● PROBLEM STATEMENT: How many lines of these entries hold the string "Average"? Reply with the number alone.

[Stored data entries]
▼
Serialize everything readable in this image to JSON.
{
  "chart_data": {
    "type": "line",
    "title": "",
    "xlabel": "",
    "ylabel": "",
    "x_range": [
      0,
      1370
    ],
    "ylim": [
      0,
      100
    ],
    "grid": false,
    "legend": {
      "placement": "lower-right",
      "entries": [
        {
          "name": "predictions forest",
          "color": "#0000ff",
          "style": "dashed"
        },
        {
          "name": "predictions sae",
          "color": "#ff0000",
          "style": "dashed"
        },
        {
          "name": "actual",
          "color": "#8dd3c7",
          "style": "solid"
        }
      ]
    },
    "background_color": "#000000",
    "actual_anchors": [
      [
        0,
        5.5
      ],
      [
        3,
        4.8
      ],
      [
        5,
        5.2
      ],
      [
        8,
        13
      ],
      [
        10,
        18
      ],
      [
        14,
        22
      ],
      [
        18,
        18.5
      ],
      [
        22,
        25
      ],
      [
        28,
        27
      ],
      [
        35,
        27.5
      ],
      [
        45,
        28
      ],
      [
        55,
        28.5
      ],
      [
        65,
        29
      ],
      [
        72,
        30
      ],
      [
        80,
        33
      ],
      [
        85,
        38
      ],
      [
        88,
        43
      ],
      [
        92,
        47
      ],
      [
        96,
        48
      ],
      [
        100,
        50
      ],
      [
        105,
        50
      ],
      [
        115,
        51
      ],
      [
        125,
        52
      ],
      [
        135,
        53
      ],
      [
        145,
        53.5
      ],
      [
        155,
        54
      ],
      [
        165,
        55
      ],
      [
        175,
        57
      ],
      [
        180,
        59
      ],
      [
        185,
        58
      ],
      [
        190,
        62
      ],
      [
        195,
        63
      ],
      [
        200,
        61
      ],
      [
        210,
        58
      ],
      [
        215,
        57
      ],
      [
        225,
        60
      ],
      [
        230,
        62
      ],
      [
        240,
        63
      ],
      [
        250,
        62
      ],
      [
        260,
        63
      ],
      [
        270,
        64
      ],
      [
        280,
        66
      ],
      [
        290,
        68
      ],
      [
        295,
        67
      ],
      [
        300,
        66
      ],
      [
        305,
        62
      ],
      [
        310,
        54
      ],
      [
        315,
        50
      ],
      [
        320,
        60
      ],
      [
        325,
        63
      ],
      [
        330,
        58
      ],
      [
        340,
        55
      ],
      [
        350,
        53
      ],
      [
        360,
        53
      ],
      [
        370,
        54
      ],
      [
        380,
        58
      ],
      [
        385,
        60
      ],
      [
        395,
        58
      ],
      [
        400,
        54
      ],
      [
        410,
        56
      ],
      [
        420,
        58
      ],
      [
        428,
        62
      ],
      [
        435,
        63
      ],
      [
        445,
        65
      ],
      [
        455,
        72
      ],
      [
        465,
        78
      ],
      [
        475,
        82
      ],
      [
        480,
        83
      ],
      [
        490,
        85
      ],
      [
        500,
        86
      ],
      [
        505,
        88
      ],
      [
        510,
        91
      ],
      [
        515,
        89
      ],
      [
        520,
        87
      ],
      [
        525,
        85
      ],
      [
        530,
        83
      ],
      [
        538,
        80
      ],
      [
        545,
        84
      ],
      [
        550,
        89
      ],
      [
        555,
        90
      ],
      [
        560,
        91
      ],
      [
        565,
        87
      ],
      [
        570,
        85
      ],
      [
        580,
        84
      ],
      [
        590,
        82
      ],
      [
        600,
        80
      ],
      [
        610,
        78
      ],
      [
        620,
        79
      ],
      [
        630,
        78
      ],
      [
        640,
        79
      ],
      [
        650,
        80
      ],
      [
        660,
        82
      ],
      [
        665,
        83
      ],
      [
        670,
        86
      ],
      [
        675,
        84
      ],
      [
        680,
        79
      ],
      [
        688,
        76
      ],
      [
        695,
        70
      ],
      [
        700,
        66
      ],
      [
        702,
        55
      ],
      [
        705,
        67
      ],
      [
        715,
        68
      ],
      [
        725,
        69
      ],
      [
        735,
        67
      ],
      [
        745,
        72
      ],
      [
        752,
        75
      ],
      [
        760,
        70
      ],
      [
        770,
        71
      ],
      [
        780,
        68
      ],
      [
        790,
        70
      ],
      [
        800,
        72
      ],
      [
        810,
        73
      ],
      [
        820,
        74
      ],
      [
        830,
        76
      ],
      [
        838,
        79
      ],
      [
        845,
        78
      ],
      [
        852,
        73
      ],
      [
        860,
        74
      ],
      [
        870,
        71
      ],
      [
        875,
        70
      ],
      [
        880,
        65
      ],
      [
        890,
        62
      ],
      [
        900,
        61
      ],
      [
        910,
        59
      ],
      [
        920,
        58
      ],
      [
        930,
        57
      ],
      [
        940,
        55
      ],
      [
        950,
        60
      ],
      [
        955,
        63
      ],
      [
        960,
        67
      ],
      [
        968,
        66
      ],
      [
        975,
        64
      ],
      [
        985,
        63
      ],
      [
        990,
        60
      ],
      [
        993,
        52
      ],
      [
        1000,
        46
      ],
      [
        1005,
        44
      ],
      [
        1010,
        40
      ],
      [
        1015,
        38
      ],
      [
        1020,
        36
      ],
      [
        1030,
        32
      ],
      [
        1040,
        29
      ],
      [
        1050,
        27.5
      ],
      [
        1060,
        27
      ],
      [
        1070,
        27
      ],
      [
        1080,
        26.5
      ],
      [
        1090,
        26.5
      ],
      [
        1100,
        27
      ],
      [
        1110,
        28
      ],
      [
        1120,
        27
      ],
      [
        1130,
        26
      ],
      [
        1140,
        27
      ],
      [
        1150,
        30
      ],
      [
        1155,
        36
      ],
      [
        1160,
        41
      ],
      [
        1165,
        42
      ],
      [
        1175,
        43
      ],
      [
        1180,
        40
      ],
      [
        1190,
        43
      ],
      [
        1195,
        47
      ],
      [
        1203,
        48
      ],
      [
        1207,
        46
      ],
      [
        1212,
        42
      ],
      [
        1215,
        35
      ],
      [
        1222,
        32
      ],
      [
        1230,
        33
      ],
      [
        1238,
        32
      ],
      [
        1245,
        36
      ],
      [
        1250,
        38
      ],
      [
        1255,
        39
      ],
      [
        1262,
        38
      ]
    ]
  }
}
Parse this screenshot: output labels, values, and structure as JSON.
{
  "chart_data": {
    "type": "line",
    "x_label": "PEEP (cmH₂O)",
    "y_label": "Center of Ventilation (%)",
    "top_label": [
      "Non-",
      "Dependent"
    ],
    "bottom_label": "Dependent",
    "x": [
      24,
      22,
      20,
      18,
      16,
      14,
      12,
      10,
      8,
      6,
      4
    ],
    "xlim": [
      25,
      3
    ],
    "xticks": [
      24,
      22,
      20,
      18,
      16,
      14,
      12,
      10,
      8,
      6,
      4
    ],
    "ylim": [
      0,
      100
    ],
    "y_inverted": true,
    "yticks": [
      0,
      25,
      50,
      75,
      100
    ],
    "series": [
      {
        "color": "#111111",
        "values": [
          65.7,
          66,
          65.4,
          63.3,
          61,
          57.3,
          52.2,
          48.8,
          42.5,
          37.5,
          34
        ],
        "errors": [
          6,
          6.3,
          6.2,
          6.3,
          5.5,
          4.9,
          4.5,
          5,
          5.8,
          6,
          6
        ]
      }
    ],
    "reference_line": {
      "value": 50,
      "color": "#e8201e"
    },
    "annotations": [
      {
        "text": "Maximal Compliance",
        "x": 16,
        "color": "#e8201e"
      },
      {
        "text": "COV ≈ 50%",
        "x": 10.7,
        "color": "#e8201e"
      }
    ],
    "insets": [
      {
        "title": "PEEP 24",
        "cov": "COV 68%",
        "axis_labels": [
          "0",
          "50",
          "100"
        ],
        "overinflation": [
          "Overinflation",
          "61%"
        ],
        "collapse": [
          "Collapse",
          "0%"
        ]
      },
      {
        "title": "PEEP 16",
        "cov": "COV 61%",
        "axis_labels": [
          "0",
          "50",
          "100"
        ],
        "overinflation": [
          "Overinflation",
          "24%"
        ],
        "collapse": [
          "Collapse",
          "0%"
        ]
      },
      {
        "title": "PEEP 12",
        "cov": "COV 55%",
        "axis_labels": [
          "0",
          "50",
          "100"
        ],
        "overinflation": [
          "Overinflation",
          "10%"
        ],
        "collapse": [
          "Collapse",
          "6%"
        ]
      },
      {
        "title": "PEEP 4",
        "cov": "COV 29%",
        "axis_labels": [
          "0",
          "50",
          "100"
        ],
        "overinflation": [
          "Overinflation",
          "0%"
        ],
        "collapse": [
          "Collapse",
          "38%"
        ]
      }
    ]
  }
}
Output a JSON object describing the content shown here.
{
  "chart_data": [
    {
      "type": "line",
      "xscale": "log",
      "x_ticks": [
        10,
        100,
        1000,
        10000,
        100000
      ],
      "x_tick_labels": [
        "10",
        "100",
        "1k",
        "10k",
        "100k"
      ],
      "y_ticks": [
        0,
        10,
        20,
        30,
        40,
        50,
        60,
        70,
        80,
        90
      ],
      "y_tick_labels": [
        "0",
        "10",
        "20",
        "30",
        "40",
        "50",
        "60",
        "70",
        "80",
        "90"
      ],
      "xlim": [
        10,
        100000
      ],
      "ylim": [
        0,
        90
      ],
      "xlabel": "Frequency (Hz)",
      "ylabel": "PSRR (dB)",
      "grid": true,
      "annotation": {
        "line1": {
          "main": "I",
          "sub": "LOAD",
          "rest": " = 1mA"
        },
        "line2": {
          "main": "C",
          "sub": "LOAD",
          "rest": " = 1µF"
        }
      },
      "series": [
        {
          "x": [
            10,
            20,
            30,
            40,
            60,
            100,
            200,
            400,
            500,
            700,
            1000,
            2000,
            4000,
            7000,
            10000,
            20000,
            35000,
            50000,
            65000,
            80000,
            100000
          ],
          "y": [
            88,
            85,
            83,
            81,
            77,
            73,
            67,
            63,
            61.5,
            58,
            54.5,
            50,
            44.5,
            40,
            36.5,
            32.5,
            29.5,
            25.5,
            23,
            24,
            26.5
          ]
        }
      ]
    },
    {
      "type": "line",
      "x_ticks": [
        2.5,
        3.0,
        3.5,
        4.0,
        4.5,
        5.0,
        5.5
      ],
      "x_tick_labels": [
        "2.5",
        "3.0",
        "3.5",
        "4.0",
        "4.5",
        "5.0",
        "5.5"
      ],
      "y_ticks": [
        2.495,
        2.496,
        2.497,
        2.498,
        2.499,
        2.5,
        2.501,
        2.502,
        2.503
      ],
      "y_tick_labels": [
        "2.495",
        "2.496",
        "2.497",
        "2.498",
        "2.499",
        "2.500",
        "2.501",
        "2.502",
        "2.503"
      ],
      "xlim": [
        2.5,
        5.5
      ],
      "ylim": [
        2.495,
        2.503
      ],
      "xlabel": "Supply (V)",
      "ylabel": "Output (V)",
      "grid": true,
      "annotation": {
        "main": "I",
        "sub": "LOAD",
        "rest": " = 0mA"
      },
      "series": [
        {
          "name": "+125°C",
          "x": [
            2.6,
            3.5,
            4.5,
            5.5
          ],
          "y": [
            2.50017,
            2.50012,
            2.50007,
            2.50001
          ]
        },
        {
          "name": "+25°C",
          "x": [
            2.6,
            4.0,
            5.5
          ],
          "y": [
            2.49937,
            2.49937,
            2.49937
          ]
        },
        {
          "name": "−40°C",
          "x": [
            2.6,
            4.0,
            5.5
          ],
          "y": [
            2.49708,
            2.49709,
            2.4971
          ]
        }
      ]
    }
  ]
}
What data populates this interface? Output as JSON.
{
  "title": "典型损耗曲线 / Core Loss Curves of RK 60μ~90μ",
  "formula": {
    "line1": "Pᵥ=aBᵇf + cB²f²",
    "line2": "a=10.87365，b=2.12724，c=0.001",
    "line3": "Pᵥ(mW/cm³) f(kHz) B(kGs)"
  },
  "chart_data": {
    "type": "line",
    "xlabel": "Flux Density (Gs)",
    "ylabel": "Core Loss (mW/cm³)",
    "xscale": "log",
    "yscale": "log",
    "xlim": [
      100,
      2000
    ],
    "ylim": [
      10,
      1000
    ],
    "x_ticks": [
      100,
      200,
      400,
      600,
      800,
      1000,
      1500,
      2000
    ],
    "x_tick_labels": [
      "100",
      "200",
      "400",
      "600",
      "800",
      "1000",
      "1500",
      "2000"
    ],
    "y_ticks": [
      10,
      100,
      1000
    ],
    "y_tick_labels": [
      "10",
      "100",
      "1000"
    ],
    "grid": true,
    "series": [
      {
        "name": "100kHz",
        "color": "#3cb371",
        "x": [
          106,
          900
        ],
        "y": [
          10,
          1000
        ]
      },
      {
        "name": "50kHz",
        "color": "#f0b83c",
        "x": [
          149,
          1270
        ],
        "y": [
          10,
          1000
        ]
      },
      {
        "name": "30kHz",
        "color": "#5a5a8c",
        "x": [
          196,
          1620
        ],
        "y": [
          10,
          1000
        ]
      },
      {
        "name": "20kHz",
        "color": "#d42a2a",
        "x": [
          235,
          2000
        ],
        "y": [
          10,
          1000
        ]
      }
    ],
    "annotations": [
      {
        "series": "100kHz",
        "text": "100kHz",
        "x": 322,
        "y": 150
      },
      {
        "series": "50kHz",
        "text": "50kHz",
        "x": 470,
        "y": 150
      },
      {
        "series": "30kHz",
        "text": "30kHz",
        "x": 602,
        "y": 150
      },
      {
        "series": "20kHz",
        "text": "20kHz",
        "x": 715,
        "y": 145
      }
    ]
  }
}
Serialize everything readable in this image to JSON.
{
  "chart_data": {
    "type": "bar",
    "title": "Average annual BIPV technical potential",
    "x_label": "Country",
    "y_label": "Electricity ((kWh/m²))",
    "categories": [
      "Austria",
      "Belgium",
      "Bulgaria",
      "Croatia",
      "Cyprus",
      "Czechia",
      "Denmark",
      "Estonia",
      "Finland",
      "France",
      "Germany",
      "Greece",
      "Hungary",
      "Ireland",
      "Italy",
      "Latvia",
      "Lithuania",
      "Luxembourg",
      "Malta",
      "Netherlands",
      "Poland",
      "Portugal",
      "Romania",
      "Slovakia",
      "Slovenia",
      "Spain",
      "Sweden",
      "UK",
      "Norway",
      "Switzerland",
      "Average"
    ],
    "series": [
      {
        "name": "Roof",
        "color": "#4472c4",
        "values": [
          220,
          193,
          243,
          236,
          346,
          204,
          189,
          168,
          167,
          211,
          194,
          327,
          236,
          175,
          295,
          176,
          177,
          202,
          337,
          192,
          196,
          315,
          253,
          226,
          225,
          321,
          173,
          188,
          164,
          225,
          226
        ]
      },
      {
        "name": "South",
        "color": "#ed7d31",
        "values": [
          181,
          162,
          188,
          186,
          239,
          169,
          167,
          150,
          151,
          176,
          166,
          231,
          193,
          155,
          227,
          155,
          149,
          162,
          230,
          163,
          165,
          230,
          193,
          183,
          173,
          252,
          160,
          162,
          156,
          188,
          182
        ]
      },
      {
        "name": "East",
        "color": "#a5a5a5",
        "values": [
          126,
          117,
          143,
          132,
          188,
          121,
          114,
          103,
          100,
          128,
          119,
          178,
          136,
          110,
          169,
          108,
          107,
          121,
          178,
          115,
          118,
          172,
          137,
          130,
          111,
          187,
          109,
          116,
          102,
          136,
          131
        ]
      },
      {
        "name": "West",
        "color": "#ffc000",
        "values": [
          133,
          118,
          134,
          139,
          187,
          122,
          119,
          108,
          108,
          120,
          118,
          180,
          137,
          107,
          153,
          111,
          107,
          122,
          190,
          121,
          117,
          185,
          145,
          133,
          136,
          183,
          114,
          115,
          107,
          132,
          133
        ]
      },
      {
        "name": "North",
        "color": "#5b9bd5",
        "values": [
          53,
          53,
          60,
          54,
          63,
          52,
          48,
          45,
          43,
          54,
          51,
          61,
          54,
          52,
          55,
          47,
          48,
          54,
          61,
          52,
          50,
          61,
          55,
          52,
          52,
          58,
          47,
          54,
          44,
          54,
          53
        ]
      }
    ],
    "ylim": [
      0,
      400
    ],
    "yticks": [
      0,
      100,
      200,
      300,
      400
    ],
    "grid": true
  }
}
▲
● ANSWER TO THIS TASK: 2